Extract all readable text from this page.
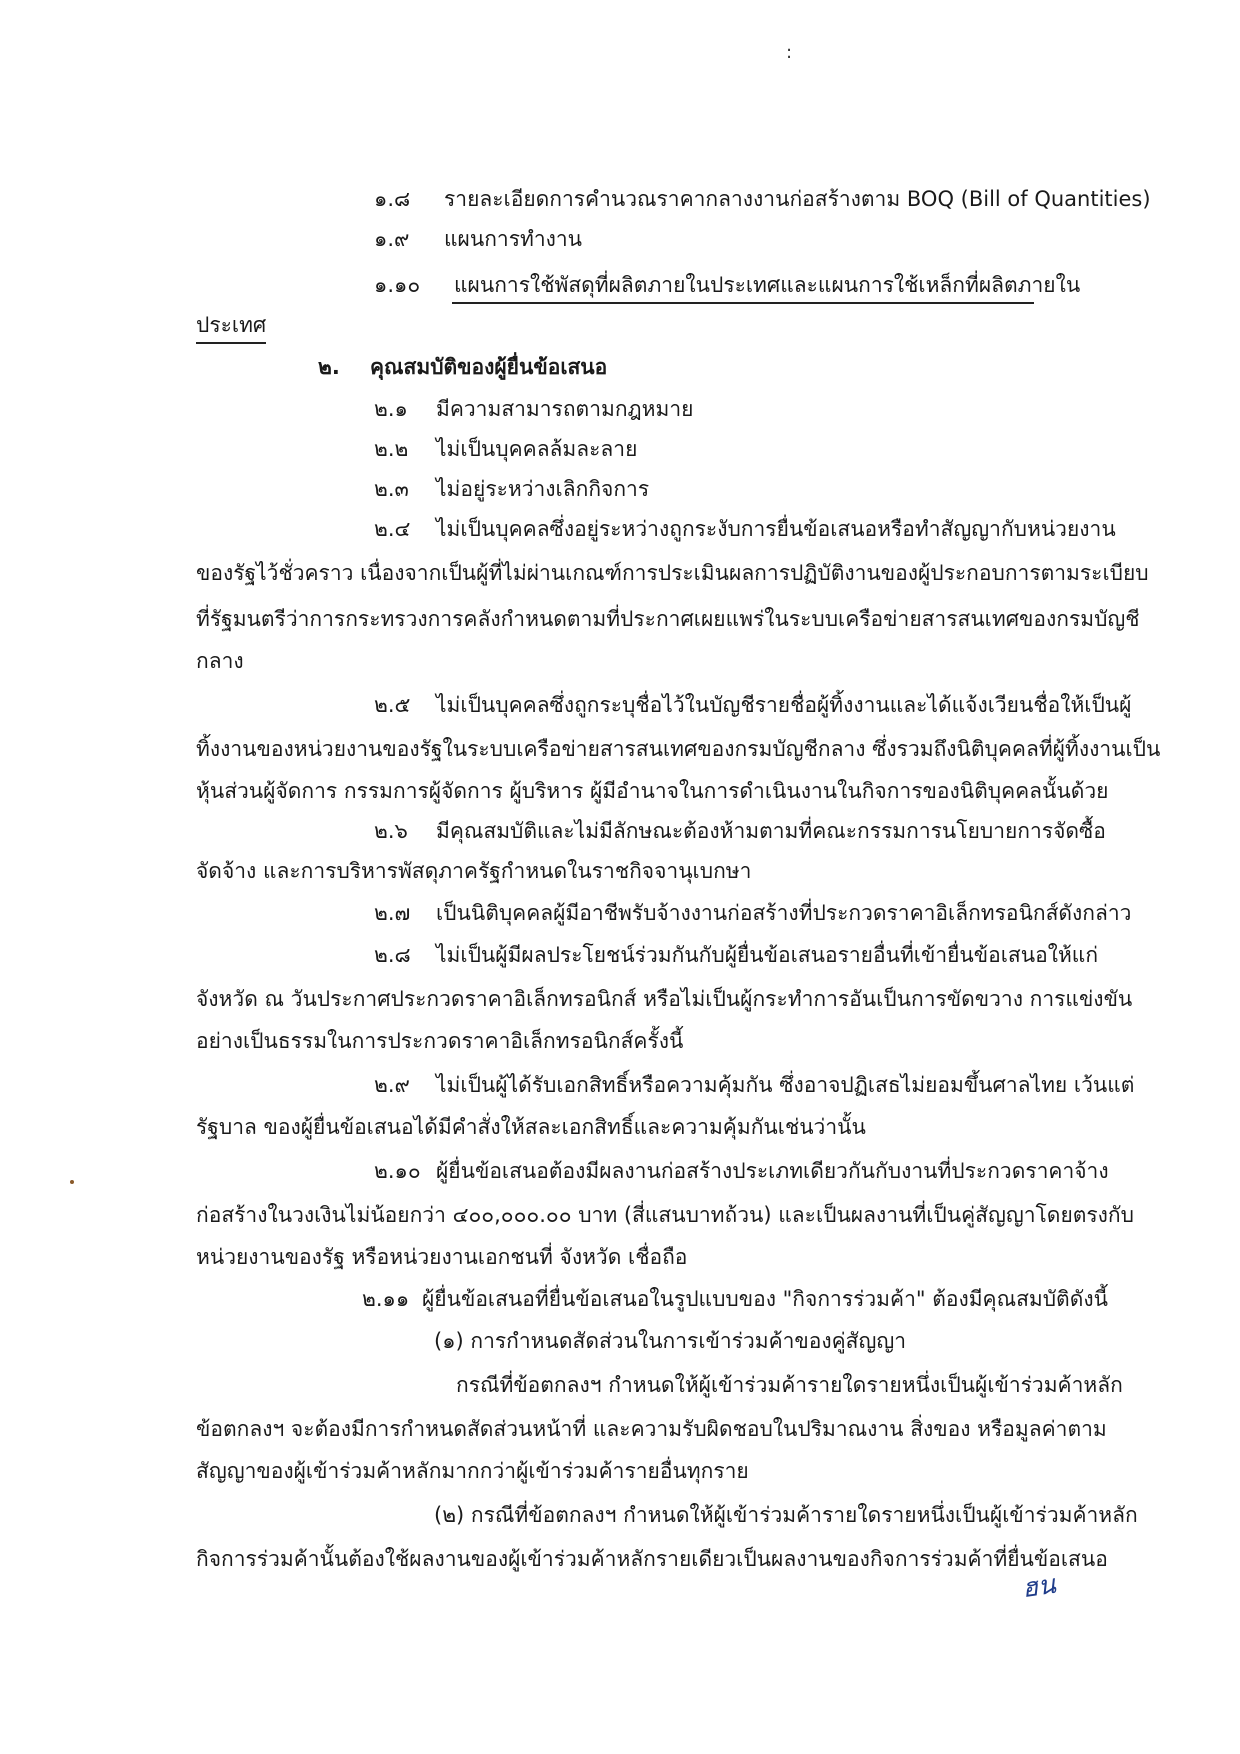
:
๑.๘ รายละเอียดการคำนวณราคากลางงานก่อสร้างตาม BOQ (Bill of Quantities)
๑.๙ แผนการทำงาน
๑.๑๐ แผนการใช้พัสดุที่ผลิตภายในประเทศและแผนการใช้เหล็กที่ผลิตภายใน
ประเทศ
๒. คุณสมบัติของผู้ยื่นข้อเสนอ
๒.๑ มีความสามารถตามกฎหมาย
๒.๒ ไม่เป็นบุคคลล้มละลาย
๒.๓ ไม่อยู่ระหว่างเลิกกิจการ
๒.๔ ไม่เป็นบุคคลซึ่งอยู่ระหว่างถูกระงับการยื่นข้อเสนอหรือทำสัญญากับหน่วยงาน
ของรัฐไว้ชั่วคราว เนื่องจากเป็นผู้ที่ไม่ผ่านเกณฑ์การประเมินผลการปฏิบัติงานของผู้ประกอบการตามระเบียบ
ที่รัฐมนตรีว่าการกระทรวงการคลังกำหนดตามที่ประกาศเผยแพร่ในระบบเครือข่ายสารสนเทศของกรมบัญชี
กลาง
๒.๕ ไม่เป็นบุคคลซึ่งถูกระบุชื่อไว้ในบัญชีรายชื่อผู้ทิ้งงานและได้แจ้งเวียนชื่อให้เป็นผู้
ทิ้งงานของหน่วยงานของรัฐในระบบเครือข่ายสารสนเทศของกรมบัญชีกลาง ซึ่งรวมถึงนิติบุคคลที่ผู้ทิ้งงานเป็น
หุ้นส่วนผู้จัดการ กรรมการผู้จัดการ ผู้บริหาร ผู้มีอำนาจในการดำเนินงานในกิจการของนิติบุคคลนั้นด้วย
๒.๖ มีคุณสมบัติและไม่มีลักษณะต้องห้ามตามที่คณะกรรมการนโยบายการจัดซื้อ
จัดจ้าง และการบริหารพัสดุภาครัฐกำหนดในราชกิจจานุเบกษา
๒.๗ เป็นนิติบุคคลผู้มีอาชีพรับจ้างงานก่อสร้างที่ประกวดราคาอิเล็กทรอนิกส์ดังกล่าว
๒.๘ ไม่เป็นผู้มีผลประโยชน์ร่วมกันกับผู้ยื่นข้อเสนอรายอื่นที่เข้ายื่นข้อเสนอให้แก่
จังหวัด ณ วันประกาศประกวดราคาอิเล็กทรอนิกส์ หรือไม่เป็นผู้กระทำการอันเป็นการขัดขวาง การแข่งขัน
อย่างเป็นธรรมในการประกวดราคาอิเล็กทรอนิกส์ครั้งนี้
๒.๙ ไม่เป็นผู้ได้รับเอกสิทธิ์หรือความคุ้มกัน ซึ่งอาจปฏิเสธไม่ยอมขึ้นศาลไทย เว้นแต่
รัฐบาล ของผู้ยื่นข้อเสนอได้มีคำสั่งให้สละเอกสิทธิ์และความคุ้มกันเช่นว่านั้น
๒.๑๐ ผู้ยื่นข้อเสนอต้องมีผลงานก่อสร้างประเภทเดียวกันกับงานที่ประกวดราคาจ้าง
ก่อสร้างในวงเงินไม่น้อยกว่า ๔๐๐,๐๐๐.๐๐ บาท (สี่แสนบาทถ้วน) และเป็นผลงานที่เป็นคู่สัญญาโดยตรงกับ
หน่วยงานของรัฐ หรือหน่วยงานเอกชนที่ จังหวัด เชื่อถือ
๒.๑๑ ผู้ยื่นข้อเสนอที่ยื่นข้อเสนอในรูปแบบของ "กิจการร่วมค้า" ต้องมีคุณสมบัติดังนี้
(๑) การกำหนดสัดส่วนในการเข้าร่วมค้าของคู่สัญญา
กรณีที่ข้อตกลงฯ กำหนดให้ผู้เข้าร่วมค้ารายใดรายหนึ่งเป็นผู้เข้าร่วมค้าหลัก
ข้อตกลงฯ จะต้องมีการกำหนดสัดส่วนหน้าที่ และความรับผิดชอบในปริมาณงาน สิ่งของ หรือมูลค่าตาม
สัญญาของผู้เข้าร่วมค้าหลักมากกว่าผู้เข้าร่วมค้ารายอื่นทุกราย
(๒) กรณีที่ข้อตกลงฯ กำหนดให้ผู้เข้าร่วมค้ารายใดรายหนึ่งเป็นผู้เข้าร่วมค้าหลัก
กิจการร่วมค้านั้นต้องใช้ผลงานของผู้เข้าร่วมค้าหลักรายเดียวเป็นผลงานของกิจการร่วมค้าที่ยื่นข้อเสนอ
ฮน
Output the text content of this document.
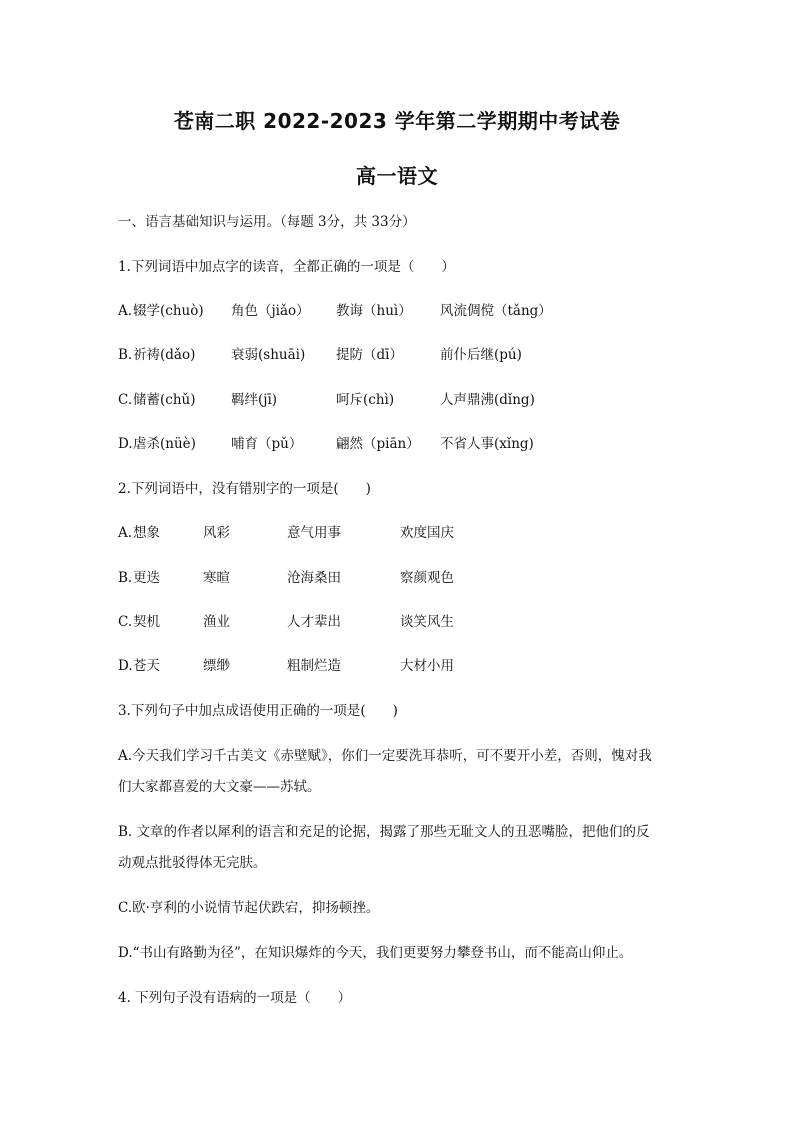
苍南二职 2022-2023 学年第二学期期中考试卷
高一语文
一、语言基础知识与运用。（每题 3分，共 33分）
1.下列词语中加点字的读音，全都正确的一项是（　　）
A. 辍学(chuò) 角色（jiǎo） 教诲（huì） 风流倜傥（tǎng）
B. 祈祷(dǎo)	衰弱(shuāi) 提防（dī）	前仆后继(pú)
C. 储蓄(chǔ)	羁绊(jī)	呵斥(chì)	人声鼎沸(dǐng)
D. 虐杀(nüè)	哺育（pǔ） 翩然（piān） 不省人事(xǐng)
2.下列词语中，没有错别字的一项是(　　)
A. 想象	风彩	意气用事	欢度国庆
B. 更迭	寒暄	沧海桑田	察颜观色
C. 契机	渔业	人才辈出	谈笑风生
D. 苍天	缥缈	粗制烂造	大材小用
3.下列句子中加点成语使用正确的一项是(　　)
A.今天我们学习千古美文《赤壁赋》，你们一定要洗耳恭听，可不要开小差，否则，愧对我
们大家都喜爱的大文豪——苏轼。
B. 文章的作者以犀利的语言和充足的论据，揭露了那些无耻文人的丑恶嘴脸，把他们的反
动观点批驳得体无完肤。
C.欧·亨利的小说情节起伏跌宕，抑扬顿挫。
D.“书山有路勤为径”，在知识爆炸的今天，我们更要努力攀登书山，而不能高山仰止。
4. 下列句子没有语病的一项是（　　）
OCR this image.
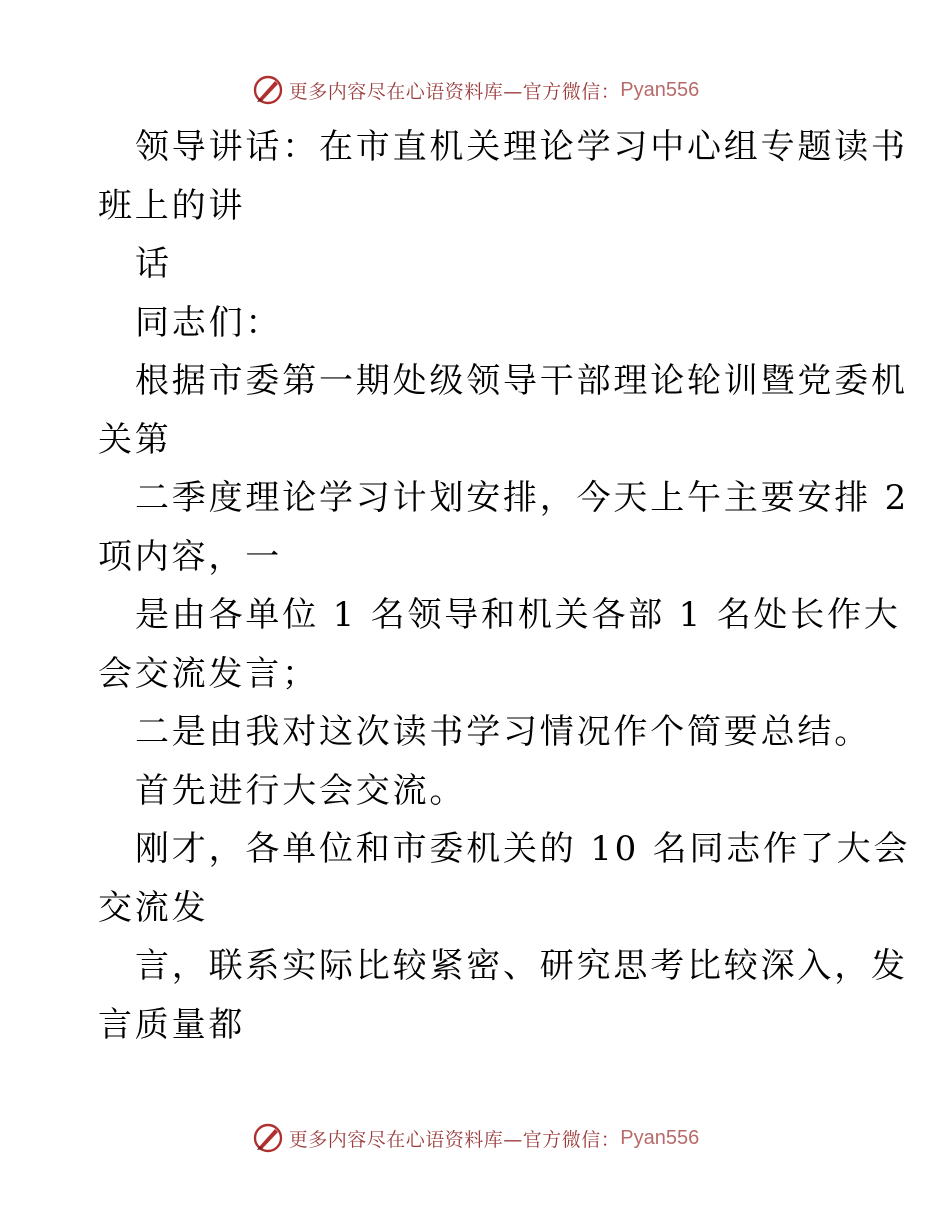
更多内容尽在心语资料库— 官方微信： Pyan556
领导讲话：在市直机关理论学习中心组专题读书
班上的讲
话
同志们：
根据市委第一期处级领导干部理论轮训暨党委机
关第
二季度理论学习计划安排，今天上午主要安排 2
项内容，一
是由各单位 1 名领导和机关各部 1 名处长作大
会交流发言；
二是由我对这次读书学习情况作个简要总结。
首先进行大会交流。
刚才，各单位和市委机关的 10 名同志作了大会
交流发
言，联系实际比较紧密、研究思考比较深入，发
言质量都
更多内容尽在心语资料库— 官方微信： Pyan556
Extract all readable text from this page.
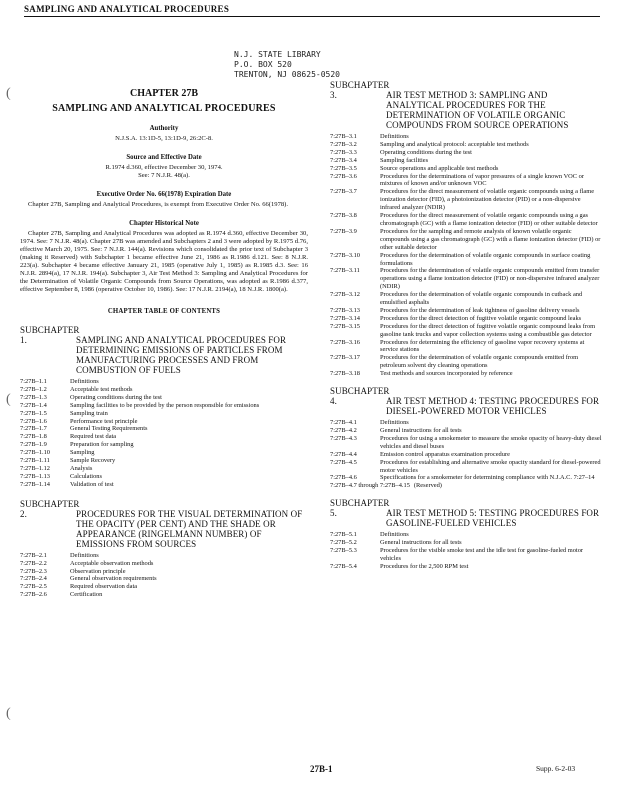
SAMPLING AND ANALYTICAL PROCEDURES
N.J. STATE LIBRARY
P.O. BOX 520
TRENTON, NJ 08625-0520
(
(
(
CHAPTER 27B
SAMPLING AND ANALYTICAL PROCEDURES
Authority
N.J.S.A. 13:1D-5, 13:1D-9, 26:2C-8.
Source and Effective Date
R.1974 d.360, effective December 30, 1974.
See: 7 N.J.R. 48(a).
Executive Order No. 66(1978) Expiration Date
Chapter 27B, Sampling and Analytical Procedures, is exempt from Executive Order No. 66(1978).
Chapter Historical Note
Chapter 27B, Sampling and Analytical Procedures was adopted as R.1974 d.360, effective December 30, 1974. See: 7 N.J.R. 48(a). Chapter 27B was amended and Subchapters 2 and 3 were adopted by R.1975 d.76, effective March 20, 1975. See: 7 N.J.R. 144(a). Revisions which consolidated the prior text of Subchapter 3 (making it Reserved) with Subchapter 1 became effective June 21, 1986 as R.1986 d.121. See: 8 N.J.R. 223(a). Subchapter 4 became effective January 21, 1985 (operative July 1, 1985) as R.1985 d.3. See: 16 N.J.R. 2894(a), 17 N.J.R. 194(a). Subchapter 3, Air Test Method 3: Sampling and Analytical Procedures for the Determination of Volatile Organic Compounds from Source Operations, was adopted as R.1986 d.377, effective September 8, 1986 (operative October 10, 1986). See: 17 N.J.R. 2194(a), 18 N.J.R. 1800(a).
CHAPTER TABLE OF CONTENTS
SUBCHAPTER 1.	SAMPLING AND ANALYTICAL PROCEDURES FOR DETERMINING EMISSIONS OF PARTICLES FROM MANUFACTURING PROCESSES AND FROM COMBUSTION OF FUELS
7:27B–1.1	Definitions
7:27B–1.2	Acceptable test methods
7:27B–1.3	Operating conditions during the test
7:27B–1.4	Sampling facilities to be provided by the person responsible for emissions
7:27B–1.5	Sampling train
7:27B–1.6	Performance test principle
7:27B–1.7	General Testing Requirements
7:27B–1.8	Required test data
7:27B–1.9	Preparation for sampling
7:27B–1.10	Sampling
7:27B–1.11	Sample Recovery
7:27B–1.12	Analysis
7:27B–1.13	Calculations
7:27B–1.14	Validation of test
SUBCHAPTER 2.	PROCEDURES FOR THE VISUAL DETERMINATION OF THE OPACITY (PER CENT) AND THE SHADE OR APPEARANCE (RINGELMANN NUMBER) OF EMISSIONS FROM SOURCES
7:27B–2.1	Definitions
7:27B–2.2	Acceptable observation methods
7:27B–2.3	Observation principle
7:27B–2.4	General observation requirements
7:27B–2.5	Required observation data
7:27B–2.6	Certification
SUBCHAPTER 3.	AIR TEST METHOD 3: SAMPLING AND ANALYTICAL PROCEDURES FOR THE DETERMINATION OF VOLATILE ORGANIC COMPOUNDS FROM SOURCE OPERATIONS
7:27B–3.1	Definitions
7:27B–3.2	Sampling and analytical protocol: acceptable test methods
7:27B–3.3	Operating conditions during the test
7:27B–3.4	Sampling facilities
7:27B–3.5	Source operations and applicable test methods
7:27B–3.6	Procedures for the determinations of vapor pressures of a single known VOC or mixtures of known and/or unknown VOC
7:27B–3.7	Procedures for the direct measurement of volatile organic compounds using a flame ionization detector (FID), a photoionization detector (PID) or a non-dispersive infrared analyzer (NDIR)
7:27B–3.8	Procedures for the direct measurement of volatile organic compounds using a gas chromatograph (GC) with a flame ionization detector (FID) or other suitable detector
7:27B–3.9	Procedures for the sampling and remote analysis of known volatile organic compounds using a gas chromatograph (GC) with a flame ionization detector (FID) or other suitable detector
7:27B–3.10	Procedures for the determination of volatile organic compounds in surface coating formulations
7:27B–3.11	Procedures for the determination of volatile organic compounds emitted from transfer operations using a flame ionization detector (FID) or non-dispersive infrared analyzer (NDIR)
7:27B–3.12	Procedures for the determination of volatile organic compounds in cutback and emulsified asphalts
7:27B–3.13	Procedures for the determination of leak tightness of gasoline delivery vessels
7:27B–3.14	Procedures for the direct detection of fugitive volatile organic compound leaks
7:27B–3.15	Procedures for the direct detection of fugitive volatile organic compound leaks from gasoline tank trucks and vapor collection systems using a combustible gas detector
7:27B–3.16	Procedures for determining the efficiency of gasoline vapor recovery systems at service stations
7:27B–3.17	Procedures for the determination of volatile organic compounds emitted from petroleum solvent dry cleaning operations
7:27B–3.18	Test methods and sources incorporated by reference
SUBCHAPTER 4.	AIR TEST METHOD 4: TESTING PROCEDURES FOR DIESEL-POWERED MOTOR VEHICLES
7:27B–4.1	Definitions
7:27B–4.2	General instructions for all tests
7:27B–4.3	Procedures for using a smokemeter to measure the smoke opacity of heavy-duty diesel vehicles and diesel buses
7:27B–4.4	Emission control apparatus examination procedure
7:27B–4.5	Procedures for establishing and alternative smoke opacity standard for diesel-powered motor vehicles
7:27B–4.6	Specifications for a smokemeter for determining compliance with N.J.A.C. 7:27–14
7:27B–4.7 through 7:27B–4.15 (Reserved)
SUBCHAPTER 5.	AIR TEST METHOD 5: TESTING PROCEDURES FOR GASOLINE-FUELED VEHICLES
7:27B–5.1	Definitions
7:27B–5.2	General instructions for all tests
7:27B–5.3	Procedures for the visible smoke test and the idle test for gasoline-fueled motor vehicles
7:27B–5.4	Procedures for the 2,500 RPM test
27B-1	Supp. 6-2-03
---
• [EXERCISE BRIEF]
Pull out every line of the records above that contains the word "emitted".

• [WRITTEN ANSWER]
7:27B–3.11	Procedures for the determination of volatile organic compounds emitted from transfer operations using a flame ionization detector (FID) or non-dispersive infrared analyzer (NDIR)
7:27B–3.17	Procedures for the determination of volatile organic compounds emitted from petroleum solvent dry cleaning operations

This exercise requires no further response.